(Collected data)
*-*-*

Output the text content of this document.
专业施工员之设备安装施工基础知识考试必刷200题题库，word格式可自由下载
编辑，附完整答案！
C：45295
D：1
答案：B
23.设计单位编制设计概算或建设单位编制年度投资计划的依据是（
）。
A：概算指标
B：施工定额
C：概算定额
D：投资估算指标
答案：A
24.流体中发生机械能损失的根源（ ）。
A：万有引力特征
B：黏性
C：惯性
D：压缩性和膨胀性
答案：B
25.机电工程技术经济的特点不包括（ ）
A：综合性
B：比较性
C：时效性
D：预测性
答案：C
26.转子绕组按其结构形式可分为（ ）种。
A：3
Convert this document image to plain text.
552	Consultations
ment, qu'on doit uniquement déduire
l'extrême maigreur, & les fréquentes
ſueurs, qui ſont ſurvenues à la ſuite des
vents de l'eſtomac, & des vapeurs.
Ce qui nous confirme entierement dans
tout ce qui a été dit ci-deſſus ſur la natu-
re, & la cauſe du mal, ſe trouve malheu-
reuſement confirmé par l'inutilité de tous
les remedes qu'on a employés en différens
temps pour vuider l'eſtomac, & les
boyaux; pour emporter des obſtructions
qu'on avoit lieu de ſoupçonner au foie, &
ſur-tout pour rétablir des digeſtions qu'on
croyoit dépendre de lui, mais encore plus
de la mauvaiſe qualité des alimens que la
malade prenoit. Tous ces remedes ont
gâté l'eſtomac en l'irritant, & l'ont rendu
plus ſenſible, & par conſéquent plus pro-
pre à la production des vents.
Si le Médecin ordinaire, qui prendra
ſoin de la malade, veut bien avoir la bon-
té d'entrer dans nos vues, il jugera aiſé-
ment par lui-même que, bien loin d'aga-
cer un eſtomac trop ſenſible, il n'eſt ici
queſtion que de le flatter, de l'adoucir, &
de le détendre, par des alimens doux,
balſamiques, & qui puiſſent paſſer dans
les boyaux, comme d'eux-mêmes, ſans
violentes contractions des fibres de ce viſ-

*-*-*

▸ **Your objective**: Give the count of lines holding the word "plus", with no other words.

▸ **The reply**: 2